### Dataset excerpts:
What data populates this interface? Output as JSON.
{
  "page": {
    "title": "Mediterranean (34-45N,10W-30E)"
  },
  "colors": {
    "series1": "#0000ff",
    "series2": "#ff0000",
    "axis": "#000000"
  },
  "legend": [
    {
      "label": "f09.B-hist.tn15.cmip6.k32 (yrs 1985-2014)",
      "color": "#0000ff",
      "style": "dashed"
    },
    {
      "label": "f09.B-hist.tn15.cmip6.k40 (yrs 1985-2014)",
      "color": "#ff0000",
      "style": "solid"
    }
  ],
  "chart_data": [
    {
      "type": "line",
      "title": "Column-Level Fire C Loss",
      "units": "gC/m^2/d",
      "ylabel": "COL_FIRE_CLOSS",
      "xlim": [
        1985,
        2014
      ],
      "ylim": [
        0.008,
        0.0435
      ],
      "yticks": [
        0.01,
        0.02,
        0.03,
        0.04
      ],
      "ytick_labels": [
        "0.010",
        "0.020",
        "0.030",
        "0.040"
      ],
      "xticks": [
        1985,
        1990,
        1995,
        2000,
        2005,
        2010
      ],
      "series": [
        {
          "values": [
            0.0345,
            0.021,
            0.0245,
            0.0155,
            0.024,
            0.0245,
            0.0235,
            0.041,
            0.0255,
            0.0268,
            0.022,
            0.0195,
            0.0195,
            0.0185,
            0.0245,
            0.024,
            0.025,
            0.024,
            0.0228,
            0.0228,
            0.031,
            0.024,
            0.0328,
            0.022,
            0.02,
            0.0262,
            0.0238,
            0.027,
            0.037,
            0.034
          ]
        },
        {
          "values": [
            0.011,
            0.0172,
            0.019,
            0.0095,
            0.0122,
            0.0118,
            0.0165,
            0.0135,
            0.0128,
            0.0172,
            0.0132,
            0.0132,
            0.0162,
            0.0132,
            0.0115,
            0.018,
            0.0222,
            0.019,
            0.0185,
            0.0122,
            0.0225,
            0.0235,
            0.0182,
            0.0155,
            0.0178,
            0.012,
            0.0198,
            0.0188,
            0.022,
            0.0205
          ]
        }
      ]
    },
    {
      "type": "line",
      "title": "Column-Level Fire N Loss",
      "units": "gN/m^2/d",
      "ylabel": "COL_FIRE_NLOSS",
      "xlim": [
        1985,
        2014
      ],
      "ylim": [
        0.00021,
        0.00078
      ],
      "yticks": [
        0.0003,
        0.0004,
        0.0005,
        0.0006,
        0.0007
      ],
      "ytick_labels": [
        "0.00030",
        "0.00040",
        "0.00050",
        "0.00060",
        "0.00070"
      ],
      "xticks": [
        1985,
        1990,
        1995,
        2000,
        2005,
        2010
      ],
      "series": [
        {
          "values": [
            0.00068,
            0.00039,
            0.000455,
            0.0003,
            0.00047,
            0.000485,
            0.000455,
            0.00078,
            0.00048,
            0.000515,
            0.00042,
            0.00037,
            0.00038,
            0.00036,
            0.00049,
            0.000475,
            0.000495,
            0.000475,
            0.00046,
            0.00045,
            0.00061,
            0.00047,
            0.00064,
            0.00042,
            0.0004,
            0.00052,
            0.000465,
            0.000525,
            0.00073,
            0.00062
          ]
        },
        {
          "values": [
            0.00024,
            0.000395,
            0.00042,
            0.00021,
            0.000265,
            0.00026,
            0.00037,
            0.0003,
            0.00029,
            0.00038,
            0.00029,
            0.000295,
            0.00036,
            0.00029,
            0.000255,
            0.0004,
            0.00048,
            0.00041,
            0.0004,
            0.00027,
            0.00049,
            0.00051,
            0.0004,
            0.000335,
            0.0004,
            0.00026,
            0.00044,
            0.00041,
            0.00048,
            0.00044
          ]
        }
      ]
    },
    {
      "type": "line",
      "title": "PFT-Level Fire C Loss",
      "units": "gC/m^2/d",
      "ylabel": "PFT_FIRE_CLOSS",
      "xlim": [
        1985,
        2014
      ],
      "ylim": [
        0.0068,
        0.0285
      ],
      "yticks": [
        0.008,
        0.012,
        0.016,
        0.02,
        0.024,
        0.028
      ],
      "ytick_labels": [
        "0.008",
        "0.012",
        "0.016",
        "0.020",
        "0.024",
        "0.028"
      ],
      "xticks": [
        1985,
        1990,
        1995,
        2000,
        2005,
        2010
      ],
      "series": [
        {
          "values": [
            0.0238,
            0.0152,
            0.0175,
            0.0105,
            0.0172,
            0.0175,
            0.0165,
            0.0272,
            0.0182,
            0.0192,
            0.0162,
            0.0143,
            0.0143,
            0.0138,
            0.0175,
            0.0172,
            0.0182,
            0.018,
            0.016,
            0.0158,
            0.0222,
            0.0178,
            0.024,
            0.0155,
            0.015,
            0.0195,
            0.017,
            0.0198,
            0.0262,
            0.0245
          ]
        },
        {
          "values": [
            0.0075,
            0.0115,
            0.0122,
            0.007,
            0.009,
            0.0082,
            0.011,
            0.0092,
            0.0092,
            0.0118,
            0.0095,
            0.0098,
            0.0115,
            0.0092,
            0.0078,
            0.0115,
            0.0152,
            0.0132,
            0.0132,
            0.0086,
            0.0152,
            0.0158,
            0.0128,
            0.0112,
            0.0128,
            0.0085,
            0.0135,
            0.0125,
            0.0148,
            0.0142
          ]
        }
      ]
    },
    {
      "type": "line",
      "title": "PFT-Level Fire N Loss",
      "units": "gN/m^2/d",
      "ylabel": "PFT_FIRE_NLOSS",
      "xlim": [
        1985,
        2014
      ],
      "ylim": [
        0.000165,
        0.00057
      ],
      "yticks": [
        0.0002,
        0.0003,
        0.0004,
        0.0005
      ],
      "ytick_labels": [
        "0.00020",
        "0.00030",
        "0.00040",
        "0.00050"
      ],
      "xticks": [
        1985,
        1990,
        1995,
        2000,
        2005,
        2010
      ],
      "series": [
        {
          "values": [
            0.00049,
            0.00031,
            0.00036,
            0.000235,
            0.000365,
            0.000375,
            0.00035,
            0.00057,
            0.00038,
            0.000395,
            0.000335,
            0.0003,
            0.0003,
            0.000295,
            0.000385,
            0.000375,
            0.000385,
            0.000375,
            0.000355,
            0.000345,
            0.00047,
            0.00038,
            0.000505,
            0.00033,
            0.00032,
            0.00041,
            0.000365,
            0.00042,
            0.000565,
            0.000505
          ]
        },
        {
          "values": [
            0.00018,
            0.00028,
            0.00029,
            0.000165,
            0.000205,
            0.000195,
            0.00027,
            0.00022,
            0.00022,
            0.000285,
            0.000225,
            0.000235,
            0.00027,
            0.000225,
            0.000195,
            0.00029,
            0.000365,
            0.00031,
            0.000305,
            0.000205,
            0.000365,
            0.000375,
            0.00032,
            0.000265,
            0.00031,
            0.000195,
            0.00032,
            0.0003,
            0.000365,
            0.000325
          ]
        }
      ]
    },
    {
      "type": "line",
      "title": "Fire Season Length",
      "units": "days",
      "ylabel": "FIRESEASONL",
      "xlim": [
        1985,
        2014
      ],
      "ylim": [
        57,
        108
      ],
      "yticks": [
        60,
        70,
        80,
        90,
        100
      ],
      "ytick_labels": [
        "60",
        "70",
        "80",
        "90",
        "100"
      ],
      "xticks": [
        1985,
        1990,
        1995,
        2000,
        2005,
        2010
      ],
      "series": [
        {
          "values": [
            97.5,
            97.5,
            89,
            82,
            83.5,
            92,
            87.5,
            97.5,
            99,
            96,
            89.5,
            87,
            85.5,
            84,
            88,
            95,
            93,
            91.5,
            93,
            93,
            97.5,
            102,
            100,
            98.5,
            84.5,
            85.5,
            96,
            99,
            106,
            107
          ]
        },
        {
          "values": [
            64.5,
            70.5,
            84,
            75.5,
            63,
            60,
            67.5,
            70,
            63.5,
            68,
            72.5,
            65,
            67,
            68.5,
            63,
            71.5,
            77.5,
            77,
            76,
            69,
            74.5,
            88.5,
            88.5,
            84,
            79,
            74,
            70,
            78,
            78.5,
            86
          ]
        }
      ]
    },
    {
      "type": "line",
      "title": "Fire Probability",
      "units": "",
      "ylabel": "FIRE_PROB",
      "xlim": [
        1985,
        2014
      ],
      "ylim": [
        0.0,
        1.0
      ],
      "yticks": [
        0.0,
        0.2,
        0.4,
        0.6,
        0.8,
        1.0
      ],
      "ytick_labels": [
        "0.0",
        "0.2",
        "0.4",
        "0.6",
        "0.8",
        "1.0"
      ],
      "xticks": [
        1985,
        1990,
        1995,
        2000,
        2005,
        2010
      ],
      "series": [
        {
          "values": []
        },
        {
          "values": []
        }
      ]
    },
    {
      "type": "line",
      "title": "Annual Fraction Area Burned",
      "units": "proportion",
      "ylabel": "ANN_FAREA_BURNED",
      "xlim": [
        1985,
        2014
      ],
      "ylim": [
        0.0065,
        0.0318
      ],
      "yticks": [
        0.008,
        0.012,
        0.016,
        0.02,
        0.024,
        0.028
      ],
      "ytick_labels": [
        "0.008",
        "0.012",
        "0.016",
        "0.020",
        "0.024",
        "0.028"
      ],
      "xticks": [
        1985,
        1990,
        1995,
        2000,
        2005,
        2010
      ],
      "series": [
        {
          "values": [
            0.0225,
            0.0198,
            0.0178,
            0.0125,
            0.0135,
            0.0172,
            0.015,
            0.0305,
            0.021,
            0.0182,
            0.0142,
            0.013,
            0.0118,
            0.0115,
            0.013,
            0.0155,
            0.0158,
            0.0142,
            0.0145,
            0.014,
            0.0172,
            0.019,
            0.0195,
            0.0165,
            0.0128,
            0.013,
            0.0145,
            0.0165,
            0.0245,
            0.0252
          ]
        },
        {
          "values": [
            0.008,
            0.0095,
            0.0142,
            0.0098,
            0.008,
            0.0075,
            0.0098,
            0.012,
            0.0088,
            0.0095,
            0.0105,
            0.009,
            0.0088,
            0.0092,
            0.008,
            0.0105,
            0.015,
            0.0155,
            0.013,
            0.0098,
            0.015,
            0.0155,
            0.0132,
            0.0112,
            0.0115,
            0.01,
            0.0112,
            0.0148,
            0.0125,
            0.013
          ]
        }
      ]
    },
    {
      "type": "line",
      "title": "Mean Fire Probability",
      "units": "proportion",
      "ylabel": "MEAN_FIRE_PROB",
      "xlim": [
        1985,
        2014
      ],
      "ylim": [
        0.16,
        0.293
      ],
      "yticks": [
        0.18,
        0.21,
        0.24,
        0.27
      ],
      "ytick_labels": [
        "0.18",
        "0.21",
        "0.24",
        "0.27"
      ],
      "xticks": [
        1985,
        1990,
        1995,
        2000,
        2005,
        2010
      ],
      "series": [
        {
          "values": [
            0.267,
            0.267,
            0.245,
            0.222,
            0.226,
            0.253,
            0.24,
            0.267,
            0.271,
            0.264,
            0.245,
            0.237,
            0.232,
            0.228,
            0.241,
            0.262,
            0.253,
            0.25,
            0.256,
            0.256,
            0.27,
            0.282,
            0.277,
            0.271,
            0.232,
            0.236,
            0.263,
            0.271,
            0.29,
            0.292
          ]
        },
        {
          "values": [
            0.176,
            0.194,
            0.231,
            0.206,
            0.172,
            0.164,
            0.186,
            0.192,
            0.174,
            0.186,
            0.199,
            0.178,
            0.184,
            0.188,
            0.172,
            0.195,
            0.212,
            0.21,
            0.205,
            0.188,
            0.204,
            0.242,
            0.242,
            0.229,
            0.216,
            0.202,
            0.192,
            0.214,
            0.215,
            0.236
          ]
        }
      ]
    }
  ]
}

### What to do:
Copy every line of the entries above in which "ylabel" occurs.

### Worked solution:
      "ylabel": "COL_FIRE_CLOSS",
      "ylabel": "COL_FIRE_NLOSS",
      "ylabel": "PFT_FIRE_CLOSS",
      "ylabel": "PFT_FIRE_NLOSS",
      "ylabel": "FIRESEASONL",
      "ylabel": "FIRE_PROB",
      "ylabel": "ANN_FAREA_BURNED",
      "ylabel": "MEAN_FIRE_PROB",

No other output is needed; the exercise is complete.